Directive =>
Copy all the entries word for word, but omit the pictures.

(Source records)
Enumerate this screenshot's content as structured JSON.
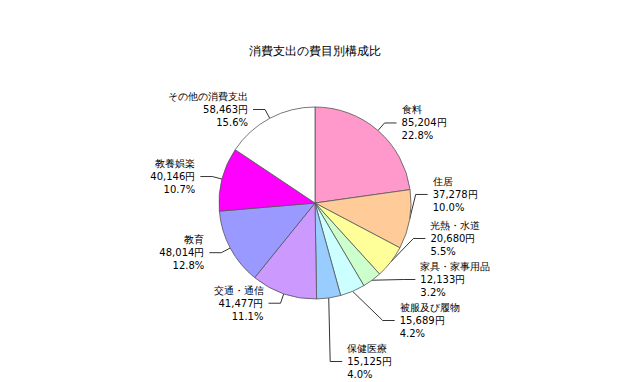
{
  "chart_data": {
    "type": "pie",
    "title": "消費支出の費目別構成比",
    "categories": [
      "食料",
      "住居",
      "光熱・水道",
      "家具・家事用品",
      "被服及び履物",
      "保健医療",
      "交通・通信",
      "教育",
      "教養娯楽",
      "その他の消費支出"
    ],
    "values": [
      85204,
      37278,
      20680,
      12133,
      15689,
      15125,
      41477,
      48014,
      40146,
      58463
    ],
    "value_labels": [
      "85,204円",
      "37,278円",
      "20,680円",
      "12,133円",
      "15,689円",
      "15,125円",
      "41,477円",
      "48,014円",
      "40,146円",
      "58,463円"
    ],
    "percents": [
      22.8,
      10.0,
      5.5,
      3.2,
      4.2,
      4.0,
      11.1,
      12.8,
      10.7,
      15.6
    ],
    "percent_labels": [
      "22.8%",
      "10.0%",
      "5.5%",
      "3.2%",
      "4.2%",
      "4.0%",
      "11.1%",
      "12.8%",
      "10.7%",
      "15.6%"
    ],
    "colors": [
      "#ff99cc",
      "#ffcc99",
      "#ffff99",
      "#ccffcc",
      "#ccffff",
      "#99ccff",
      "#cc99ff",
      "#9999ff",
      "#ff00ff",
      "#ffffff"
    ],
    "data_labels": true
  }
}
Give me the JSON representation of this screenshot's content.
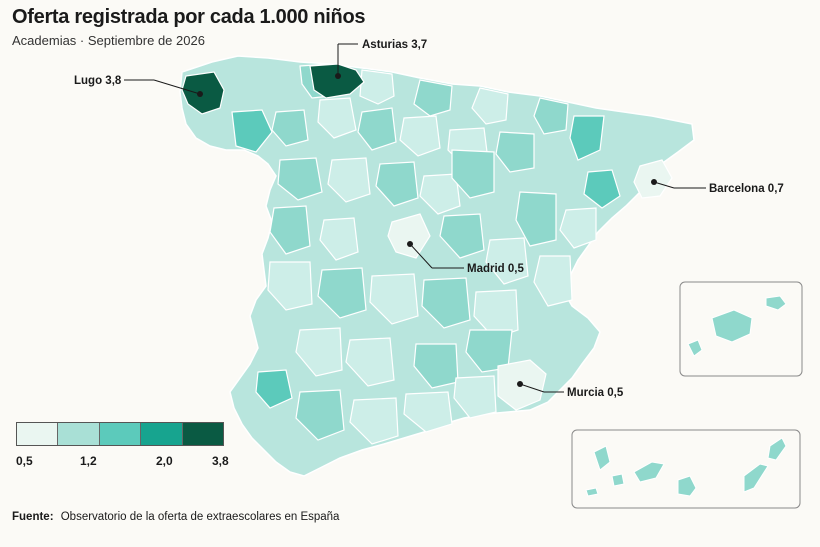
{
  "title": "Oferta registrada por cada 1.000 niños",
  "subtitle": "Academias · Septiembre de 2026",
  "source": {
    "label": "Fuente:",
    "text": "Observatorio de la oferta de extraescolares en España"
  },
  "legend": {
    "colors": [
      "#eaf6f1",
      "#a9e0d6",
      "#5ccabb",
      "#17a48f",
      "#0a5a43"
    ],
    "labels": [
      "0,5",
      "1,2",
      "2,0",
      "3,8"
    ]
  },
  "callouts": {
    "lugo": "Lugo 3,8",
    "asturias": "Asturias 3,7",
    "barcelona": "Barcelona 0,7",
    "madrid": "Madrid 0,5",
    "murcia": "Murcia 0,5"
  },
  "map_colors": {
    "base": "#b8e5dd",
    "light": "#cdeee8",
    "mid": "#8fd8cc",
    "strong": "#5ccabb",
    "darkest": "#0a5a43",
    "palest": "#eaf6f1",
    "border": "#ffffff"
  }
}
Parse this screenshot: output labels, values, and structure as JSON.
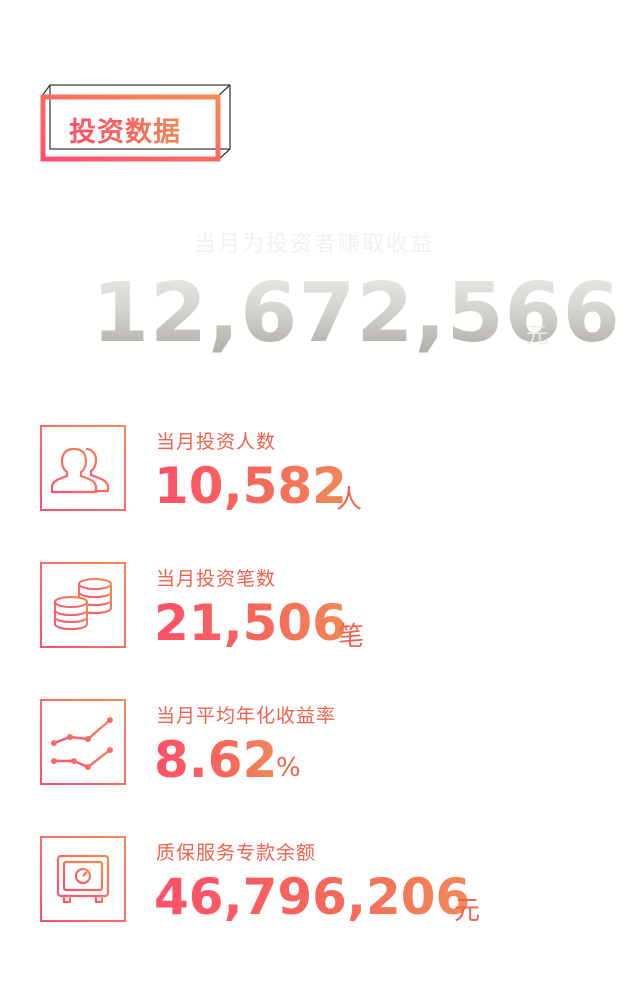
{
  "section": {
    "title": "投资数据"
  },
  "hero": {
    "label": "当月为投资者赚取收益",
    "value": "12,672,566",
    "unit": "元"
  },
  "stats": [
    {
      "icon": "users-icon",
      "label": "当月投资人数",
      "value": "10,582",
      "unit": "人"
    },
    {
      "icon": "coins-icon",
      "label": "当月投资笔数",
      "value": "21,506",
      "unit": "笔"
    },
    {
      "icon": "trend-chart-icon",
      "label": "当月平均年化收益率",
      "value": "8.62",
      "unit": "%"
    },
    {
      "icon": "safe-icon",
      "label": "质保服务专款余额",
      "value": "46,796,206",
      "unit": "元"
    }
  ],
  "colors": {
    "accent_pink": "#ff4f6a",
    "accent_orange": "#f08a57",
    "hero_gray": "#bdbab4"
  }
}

Output of the exercise =>
Enumerate this screenshot's content as structured JSON.
{
  "chart_data": {
    "type": "pie",
    "title": "消費支出の費目別構成比",
    "categories": [
      "食料",
      "住居",
      "光熱・水道",
      "家具・家事用品",
      "被服及び履物",
      "保健医療",
      "交通・通信",
      "教育",
      "教養娯楽",
      "その他の消費支出"
    ],
    "values": [
      85204,
      37278,
      20680,
      12133,
      15689,
      15125,
      41477,
      48014,
      40146,
      58463
    ],
    "value_labels": [
      "85,204円",
      "37,278円",
      "20,680円",
      "12,133円",
      "15,689円",
      "15,125円",
      "41,477円",
      "48,014円",
      "40,146円",
      "58,463円"
    ],
    "percents": [
      22.8,
      10.0,
      5.5,
      3.2,
      4.2,
      4.0,
      11.1,
      12.8,
      10.7,
      15.6
    ],
    "percent_labels": [
      "22.8%",
      "10.0%",
      "5.5%",
      "3.2%",
      "4.2%",
      "4.0%",
      "11.1%",
      "12.8%",
      "10.7%",
      "15.6%"
    ],
    "colors": [
      "#ff99cc",
      "#ffcc99",
      "#ffff99",
      "#ccffcc",
      "#ccffff",
      "#99ccff",
      "#cc99ff",
      "#9999ff",
      "#ff00ff",
      "#ffffff"
    ],
    "data_labels": true
  }
}
Give me the JSON representation of this screenshot's content.
{
  "title": "Oferta registrada por cada 1.000 niños",
  "subtitle": "Academias · Septiembre de 2026",
  "source": {
    "label": "Fuente:",
    "text": "Observatorio de la oferta de extraescolares en España"
  },
  "legend": {
    "colors": [
      "#eaf6f1",
      "#a9e0d6",
      "#5ccabb",
      "#17a48f",
      "#0a5a43"
    ],
    "labels": [
      "0,5",
      "1,2",
      "2,0",
      "3,8"
    ]
  },
  "callouts": {
    "lugo": "Lugo 3,8",
    "asturias": "Asturias 3,7",
    "barcelona": "Barcelona 0,7",
    "madrid": "Madrid 0,5",
    "murcia": "Murcia 0,5"
  },
  "map_colors": {
    "base": "#b8e5dd",
    "light": "#cdeee8",
    "mid": "#8fd8cc",
    "strong": "#5ccabb",
    "darkest": "#0a5a43",
    "palest": "#eaf6f1",
    "border": "#ffffff"
  }
}
Parse this screenshot: output labels, values, and structure as JSON.
{
  "section": {
    "title": "投资数据"
  },
  "hero": {
    "label": "当月为投资者赚取收益",
    "value": "12,672,566",
    "unit": "元"
  },
  "stats": [
    {
      "icon": "users-icon",
      "label": "当月投资人数",
      "value": "10,582",
      "unit": "人"
    },
    {
      "icon": "coins-icon",
      "label": "当月投资笔数",
      "value": "21,506",
      "unit": "笔"
    },
    {
      "icon": "trend-chart-icon",
      "label": "当月平均年化收益率",
      "value": "8.62",
      "unit": "%"
    },
    {
      "icon": "safe-icon",
      "label": "质保服务专款余额",
      "value": "46,796,206",
      "unit": "元"
    }
  ],
  "colors": {
    "accent_pink": "#ff4f6a",
    "accent_orange": "#f08a57",
    "hero_gray": "#bdbab4"
  }
}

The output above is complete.